Short task>
Gather up every line from the entries below that uses the word "axis".

[Saved data entries]
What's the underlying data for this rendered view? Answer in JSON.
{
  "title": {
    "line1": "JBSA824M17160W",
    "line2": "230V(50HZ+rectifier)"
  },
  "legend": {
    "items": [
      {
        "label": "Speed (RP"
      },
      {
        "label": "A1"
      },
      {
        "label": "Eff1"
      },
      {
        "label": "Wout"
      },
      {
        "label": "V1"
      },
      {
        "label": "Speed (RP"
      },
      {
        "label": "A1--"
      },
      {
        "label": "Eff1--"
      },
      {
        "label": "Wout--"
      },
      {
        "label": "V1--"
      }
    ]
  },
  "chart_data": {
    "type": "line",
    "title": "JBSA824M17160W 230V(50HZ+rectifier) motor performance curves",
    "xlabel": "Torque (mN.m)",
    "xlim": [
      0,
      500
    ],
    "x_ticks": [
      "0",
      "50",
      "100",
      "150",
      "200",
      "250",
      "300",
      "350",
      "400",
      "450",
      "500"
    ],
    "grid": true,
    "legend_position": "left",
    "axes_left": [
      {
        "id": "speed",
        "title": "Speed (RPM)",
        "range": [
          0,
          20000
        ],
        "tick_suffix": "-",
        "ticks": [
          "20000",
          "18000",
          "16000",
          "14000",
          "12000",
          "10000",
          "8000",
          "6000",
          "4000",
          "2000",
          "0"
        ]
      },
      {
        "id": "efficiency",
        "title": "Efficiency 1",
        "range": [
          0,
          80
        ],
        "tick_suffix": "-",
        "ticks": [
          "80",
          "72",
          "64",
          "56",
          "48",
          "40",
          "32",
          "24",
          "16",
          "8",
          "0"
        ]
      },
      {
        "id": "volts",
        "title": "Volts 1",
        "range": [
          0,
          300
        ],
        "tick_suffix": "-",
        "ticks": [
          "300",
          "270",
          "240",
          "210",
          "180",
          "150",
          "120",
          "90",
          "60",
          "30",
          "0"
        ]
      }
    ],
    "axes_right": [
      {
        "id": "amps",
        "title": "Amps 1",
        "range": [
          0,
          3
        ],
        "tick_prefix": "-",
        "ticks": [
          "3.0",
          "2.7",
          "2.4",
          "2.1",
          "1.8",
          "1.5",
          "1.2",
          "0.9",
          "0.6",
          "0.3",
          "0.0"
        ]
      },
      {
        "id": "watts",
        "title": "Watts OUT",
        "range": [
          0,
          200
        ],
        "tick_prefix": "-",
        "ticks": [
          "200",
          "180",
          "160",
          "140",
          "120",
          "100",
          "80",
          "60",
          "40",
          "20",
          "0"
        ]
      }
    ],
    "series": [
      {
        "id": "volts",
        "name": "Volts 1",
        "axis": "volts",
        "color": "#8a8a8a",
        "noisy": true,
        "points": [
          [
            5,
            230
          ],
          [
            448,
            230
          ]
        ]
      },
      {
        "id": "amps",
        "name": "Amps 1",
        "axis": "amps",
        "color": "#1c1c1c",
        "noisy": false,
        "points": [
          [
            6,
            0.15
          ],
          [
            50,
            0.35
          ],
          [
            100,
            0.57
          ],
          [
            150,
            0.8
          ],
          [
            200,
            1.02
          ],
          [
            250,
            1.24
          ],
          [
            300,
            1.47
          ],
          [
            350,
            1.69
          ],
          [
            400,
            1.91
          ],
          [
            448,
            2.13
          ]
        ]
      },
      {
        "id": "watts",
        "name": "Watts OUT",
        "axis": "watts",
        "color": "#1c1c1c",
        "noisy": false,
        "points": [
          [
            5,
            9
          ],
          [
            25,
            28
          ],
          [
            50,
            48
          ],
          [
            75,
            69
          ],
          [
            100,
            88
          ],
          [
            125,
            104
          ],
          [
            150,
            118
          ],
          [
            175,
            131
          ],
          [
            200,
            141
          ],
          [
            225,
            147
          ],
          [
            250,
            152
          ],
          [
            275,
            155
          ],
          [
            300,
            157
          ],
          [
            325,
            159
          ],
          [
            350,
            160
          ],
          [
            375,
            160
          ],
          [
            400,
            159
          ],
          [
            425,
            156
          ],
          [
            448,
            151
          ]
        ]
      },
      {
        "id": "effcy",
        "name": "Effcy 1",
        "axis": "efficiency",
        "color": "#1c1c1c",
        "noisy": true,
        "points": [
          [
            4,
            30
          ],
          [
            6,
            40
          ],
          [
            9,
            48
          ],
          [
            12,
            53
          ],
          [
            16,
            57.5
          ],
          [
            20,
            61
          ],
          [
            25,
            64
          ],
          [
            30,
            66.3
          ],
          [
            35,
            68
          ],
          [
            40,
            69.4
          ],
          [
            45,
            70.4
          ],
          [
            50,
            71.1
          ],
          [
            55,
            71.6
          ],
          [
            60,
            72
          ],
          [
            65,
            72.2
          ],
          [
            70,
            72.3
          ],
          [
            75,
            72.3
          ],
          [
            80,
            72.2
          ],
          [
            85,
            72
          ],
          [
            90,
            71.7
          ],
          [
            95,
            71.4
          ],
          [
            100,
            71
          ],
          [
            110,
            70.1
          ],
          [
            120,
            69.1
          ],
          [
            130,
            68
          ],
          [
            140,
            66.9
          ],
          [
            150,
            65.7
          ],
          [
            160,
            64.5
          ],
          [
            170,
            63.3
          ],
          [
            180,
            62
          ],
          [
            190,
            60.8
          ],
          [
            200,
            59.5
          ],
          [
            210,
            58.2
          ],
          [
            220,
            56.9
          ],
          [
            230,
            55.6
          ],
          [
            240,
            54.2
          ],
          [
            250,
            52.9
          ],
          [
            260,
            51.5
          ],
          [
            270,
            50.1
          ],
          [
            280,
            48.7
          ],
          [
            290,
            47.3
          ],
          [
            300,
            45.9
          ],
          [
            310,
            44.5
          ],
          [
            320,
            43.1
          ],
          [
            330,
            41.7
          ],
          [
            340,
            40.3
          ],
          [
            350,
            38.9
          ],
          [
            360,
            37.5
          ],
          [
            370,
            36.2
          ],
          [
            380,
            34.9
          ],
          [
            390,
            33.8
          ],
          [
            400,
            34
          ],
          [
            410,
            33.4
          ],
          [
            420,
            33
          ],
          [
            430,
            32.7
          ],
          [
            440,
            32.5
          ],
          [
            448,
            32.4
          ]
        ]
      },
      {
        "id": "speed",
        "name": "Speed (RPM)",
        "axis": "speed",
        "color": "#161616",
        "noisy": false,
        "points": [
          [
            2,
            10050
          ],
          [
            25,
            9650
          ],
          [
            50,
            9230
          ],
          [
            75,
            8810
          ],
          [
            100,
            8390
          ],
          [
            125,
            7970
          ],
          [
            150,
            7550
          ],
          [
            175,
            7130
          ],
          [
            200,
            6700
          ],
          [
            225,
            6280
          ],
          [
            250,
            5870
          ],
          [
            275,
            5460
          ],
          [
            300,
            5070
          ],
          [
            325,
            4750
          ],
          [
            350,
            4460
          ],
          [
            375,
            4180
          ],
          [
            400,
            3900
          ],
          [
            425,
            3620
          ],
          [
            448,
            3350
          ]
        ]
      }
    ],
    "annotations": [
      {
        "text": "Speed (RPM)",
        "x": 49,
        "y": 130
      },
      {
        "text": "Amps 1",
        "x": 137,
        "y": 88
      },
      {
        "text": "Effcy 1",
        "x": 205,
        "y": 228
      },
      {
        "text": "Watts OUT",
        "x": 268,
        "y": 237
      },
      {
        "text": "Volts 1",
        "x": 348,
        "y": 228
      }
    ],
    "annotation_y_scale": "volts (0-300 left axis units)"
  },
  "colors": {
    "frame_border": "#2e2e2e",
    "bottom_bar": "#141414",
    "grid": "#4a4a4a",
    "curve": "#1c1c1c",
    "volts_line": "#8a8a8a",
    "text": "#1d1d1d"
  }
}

Correct output>
        "axis": "volts",
        "axis": "amps",
        "axis": "watts",
        "axis": "efficiency",
        "axis": "speed",
    "annotation_y_scale": "volts (0-300 left axis units)"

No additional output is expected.